== Instructions to follow ==
Scan the following material for the string "displayed" and copy each line in which it appears.

== Source records ==
☆ ☆ ☆ ☆ ☆
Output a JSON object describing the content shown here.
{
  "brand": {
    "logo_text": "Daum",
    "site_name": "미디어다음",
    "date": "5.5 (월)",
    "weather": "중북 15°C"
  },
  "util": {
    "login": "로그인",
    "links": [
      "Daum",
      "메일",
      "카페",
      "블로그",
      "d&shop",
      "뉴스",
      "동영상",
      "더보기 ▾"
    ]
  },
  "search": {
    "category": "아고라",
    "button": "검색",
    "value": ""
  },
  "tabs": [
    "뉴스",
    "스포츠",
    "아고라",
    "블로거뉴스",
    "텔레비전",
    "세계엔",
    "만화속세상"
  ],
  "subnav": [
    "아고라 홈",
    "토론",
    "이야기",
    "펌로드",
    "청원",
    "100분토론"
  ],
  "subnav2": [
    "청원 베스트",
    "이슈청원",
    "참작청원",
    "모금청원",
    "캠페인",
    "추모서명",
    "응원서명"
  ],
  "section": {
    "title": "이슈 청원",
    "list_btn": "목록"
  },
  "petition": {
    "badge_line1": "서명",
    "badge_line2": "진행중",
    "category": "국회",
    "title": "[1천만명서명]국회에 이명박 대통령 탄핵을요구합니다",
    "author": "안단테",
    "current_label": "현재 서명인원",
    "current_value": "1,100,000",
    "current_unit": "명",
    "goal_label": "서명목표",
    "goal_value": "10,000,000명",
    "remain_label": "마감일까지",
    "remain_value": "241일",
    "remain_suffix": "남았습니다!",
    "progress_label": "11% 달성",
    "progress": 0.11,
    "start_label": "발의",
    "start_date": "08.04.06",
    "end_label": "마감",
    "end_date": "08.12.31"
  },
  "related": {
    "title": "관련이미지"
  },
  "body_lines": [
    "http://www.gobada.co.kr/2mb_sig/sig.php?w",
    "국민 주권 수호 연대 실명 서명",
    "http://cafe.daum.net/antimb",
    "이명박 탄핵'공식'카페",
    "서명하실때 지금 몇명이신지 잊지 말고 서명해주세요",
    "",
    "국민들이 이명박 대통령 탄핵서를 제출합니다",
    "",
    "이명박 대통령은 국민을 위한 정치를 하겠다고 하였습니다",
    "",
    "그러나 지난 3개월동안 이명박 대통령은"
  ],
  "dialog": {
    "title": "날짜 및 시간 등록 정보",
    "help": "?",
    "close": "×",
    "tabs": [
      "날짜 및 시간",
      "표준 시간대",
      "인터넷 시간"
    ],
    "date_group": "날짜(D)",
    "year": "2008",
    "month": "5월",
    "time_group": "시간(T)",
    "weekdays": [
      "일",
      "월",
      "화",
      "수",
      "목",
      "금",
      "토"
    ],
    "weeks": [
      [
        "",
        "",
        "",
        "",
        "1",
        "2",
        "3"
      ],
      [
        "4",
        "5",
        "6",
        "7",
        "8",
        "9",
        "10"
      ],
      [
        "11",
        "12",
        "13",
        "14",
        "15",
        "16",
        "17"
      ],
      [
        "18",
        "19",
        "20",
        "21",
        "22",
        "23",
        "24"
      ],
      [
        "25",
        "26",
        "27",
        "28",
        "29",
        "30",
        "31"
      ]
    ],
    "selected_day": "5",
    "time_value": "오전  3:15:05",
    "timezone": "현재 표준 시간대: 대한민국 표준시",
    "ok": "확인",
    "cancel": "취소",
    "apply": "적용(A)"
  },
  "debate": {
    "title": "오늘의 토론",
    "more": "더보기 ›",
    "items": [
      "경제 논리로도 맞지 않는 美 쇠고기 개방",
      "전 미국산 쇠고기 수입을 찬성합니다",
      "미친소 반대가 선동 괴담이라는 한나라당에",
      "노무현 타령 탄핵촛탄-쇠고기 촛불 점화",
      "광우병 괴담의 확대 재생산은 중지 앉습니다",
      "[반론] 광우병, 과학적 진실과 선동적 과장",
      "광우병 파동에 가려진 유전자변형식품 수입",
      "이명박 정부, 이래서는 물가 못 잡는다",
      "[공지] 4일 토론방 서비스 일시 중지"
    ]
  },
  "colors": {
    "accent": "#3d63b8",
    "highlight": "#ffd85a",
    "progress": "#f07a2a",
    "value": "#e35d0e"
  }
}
☆ ☆ ☆ ☆ ☆
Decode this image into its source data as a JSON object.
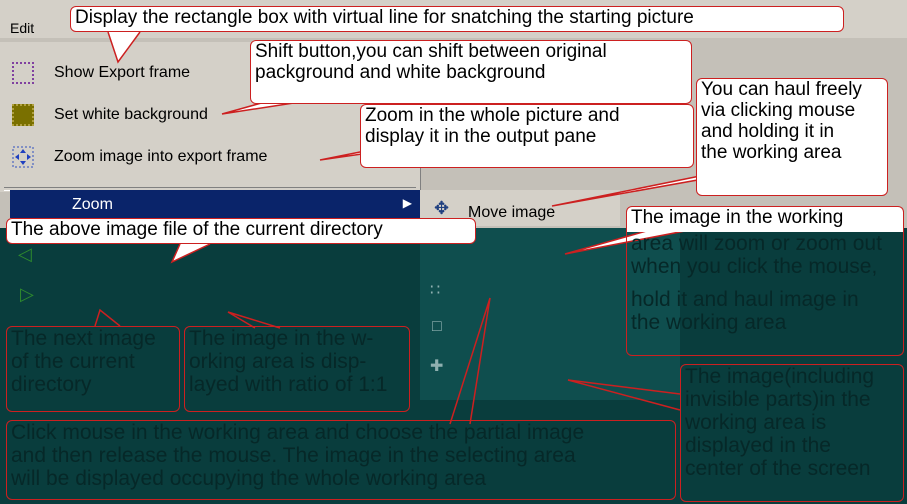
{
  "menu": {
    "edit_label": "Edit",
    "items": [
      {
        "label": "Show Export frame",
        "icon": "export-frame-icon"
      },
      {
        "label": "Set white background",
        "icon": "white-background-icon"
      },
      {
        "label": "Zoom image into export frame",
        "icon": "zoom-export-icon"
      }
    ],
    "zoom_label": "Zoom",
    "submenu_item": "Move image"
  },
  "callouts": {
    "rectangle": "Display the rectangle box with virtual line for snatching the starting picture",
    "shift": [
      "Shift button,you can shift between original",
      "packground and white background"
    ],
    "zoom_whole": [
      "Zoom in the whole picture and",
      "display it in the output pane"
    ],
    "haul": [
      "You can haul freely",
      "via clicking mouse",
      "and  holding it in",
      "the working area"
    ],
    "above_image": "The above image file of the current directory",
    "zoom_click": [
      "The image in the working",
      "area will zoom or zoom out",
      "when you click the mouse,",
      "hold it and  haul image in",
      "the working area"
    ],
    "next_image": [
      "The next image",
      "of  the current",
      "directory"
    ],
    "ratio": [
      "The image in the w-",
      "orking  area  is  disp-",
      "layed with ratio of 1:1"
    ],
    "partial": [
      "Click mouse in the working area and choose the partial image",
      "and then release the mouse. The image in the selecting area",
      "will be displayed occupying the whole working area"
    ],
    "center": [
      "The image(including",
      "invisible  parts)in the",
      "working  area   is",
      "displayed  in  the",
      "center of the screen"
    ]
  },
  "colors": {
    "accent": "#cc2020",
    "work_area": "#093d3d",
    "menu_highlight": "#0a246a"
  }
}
☆ ☆ ☆ ☆ ☆
== Response for this exercise ==
      "will be displayed occupying the whole working area"
      "displayed  in  the",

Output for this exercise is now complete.